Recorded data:

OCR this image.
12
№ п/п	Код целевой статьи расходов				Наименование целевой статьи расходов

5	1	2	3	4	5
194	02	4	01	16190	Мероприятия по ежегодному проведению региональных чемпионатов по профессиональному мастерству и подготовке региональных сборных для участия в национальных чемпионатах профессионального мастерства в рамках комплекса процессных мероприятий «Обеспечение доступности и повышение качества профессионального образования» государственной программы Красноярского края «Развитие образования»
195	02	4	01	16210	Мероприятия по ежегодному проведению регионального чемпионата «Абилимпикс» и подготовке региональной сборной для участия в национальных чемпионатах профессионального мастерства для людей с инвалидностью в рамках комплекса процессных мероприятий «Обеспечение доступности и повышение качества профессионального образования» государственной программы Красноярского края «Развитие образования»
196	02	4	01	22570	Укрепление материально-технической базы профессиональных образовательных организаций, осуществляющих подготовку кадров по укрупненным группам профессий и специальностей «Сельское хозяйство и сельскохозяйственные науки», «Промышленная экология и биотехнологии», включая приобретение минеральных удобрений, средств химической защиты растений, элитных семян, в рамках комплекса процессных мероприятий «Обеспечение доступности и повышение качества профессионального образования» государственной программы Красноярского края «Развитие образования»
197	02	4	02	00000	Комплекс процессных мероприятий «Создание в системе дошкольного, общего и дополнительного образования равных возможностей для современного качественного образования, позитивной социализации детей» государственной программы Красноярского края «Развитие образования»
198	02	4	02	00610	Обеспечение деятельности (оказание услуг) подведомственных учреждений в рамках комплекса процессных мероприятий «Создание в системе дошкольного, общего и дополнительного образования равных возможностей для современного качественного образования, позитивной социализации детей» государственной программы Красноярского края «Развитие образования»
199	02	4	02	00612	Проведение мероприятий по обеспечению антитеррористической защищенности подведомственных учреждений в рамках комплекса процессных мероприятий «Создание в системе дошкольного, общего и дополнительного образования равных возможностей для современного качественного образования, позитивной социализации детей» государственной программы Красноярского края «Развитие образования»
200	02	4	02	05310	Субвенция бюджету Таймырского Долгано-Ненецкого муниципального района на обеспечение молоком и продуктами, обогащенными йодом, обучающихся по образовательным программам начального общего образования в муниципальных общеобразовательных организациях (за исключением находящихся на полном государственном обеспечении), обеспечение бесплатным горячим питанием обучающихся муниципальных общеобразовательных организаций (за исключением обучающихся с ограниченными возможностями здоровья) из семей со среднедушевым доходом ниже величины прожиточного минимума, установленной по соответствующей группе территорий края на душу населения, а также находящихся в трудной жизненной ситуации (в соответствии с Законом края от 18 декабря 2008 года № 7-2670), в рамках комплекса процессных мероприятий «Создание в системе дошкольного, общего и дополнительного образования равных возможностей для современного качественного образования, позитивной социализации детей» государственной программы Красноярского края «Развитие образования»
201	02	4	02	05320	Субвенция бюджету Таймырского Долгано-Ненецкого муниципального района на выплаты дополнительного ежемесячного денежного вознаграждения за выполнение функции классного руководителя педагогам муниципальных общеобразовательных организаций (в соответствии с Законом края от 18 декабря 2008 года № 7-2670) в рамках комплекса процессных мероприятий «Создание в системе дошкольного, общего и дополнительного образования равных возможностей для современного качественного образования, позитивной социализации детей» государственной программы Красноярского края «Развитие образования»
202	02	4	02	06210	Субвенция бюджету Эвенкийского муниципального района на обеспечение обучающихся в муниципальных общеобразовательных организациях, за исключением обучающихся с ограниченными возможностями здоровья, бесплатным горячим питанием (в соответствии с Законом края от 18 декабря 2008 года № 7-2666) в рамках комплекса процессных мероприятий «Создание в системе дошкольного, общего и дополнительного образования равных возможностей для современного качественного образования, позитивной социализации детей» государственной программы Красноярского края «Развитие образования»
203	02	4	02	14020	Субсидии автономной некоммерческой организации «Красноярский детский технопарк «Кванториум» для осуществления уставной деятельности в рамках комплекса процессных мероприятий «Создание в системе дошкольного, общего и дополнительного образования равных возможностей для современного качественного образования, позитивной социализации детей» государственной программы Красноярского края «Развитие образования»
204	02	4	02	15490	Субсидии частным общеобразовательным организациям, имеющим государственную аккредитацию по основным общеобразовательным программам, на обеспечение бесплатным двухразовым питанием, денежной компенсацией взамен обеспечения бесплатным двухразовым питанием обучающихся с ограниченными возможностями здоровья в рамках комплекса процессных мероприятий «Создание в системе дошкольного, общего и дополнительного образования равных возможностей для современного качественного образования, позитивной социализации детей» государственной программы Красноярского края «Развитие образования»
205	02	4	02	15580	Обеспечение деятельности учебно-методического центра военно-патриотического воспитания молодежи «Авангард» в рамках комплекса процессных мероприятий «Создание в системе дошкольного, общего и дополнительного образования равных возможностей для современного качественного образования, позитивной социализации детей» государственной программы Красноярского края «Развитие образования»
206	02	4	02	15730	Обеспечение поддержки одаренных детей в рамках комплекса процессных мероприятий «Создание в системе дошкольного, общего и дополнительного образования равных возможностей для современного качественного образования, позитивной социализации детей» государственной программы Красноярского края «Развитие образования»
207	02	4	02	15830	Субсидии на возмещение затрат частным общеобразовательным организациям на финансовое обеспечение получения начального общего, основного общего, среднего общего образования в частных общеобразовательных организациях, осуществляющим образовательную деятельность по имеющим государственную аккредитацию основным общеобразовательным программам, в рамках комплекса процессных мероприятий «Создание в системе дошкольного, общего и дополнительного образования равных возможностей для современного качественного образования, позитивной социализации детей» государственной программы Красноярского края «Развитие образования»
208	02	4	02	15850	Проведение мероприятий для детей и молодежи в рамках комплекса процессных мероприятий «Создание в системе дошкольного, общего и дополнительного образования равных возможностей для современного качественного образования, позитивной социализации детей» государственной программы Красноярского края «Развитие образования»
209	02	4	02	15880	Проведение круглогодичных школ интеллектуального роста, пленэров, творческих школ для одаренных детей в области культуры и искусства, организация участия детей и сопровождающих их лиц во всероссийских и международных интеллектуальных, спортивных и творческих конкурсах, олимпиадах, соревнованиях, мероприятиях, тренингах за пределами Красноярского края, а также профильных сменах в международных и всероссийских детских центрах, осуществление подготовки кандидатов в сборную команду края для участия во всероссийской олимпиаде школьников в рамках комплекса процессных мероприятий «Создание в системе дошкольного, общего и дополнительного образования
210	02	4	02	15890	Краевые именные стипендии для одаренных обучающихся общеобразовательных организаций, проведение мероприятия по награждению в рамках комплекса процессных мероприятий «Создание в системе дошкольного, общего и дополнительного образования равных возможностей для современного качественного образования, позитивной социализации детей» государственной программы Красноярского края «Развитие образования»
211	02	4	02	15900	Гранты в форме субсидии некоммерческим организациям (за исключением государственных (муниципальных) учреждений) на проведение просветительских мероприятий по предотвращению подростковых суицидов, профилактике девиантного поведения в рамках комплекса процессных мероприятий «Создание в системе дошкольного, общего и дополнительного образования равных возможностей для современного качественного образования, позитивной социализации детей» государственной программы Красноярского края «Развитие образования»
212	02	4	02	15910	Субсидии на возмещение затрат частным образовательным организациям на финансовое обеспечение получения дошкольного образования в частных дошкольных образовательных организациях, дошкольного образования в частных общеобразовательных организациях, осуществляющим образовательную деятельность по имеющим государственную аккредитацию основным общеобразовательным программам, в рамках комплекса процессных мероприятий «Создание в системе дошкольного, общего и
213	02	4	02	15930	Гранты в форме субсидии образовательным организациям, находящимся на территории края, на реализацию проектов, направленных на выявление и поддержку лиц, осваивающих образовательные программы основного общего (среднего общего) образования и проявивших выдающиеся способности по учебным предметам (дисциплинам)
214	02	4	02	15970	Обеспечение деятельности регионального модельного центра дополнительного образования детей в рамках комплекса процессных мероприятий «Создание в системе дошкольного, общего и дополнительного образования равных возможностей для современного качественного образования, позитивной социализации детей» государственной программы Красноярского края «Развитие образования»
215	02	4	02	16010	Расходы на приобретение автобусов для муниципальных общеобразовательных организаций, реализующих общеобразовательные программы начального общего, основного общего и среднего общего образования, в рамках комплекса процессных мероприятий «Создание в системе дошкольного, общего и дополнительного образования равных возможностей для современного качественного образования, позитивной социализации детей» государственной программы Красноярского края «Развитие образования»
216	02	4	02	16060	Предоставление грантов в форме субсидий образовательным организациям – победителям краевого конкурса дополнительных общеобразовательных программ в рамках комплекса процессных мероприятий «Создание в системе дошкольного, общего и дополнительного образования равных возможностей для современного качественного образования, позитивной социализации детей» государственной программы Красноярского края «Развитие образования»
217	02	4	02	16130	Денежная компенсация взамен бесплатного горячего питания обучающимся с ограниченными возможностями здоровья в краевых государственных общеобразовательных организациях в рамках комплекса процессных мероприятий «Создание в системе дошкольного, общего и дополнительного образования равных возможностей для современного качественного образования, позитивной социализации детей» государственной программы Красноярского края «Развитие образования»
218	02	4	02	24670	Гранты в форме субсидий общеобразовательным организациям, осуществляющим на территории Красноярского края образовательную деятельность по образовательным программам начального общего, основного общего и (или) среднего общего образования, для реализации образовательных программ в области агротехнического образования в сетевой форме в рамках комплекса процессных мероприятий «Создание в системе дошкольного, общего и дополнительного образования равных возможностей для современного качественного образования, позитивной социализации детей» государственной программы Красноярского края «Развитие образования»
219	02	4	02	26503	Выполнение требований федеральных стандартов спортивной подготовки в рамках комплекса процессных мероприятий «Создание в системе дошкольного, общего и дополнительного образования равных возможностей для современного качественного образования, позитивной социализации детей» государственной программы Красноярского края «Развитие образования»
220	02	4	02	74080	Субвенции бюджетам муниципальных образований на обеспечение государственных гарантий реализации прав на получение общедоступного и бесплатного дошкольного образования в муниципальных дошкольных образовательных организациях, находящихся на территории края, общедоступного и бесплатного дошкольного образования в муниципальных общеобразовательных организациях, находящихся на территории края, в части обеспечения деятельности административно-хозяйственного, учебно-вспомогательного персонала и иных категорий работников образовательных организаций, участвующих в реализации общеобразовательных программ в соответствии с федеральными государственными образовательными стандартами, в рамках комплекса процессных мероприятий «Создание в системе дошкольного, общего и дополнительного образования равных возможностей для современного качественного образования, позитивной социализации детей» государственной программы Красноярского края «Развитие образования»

● INSTRUCTIONS FOR THE TASK:
Identify every line holding the word "ежегодному" and copy it out.

● TASK RESPONSE:
194	02	4	01	16190	Мероприятия по ежегодному проведению региональных чемпионатов по профессиональному мастерству и подготовке региональных сборных для участия в национальных чемпионатах профессионального мастерства в рамках комплекса процессных мероприятий «Обеспечение доступности и повышение качества профессионального образования» государственной программы Красноярского края «Развитие образования»
195	02	4	01	16210	Мероприятия по ежегодному проведению регионального чемпионата «Абилимпикс» и подготовке региональной сборной для участия в национальных чемпионатах профессионального мастерства для людей с инвалидностью в рамках комплекса процессных мероприятий «Обеспечение доступности и повышение качества профессионального образования» государственной программы Красноярского края «Развитие образования»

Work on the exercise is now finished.